SHORT PROBLEM
Copy out all the lines in the records that include the word "общем".

— BEGIN TASK MATERIAL —

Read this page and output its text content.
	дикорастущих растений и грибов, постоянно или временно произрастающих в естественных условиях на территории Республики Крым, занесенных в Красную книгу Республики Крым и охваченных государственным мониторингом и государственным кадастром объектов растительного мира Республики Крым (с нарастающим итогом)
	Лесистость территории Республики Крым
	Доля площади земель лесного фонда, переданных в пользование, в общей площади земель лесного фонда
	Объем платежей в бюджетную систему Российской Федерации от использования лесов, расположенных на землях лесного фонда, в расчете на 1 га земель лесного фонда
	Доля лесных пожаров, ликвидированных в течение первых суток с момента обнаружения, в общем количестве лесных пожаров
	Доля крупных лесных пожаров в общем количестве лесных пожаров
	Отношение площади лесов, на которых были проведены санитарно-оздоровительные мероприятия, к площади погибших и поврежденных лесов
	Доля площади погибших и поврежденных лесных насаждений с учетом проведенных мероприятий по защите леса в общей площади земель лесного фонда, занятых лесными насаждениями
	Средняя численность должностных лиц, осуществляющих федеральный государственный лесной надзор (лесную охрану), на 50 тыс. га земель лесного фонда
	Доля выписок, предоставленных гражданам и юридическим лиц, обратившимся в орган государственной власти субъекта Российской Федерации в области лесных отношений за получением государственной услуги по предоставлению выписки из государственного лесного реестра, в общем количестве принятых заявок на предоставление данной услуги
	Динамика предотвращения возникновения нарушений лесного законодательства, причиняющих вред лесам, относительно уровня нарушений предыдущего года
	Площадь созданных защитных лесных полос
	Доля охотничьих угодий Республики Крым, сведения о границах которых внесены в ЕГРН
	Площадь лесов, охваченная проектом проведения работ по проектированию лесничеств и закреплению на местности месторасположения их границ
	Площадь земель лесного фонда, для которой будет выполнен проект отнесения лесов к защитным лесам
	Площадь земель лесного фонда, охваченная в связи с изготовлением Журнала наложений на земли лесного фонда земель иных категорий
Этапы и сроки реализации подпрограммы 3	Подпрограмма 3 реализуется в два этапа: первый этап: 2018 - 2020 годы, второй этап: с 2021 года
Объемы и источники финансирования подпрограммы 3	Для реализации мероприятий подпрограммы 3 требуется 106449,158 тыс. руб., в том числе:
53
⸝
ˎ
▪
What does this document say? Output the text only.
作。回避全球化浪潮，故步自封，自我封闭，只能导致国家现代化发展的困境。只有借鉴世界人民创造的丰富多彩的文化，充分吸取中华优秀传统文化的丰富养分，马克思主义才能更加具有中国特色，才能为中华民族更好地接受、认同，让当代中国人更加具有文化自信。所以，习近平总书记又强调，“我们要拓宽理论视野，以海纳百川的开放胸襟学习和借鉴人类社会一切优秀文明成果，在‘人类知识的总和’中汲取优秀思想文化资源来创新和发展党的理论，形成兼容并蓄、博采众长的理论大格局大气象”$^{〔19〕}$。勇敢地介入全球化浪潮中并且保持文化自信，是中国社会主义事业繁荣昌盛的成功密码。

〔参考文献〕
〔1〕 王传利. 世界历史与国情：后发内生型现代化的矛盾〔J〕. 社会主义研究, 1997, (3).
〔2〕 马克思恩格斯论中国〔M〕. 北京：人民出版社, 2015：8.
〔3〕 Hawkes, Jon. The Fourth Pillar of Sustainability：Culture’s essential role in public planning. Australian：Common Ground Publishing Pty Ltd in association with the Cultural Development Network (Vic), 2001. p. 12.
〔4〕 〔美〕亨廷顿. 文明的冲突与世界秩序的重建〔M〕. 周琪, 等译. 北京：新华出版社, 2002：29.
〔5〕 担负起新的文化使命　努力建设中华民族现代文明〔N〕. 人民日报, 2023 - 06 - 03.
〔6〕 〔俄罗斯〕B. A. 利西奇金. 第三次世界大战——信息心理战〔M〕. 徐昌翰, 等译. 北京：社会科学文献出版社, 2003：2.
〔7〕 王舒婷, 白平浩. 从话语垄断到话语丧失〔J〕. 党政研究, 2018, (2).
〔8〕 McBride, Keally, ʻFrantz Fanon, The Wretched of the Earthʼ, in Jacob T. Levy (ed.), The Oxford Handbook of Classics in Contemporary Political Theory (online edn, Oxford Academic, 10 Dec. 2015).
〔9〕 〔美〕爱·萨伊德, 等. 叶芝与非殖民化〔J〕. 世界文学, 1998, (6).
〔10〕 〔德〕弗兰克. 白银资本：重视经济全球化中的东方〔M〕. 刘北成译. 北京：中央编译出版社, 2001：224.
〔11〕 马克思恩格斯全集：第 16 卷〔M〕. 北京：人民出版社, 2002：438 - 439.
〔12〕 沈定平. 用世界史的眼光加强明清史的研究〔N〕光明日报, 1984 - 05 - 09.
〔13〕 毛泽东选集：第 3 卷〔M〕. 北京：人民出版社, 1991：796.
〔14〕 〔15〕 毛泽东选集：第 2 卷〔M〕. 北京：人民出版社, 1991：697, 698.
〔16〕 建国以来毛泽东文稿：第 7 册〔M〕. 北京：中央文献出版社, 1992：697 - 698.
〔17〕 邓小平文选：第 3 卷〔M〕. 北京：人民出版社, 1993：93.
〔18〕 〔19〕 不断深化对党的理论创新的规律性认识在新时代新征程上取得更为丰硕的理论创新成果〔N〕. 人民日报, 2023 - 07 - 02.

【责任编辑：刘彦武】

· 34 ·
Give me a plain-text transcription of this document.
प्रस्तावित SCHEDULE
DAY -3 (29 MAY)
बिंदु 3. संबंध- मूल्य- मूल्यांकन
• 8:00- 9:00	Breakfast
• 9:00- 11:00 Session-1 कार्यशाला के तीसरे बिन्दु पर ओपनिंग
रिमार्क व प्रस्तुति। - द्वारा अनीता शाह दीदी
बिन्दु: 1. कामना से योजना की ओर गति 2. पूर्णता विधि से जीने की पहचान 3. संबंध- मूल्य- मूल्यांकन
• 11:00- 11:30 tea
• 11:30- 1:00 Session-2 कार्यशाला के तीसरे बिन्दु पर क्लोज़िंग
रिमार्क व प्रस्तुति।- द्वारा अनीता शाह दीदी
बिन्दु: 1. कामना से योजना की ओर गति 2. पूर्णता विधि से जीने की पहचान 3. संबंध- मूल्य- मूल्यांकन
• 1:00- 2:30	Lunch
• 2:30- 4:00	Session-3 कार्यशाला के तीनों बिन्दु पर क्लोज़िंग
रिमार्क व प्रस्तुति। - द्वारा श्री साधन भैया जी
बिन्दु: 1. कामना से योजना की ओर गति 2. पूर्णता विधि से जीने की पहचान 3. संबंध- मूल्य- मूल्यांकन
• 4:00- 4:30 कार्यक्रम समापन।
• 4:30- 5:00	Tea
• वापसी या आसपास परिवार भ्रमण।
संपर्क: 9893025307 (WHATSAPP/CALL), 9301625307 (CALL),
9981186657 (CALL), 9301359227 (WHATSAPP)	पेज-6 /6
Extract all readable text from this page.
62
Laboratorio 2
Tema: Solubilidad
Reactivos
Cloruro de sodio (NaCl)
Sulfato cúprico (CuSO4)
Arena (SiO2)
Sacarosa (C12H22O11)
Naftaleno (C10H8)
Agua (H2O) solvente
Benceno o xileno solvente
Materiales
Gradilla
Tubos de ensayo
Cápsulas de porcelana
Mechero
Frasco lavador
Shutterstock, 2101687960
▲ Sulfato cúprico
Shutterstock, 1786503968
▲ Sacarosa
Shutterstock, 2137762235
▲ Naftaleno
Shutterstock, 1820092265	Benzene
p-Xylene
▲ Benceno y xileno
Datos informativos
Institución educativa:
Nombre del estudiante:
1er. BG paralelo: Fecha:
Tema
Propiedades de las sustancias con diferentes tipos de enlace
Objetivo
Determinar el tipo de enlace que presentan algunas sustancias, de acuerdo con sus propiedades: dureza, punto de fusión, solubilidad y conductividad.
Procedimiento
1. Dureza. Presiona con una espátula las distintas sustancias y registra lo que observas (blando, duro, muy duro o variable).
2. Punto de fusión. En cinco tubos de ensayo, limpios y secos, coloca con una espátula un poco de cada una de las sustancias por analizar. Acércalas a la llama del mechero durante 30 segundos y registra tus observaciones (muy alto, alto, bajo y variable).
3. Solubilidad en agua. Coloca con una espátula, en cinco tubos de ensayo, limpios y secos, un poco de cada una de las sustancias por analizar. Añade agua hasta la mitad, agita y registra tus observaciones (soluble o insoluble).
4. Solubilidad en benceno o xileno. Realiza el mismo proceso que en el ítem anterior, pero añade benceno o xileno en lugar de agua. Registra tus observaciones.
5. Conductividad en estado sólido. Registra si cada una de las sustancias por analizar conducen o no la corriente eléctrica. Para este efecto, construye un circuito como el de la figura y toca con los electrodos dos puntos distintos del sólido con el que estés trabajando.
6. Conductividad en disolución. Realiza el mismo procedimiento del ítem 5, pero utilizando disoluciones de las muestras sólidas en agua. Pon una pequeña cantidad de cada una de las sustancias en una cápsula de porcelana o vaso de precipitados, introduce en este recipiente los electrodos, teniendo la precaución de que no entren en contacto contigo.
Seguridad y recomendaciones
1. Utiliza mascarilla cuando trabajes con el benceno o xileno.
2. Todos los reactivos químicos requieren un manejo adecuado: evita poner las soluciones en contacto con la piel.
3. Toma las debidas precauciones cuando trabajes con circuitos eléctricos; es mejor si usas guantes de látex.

— END TASK MATERIAL —

RESULT BELOW
	Доля лесных пожаров, ликвидированных в течение первых суток с момента обнаружения, в общем количестве лесных пожаров
	Доля крупных лесных пожаров в общем количестве лесных пожаров
	Доля выписок, предоставленных гражданам и юридическим лиц, обратившимся в орган государственной власти субъекта Российской Федерации в области лесных отношений за получением государственной услуги по предоставлению выписки из государственного лесного реестра, в общем количестве принятых заявок на предоставление данной услуги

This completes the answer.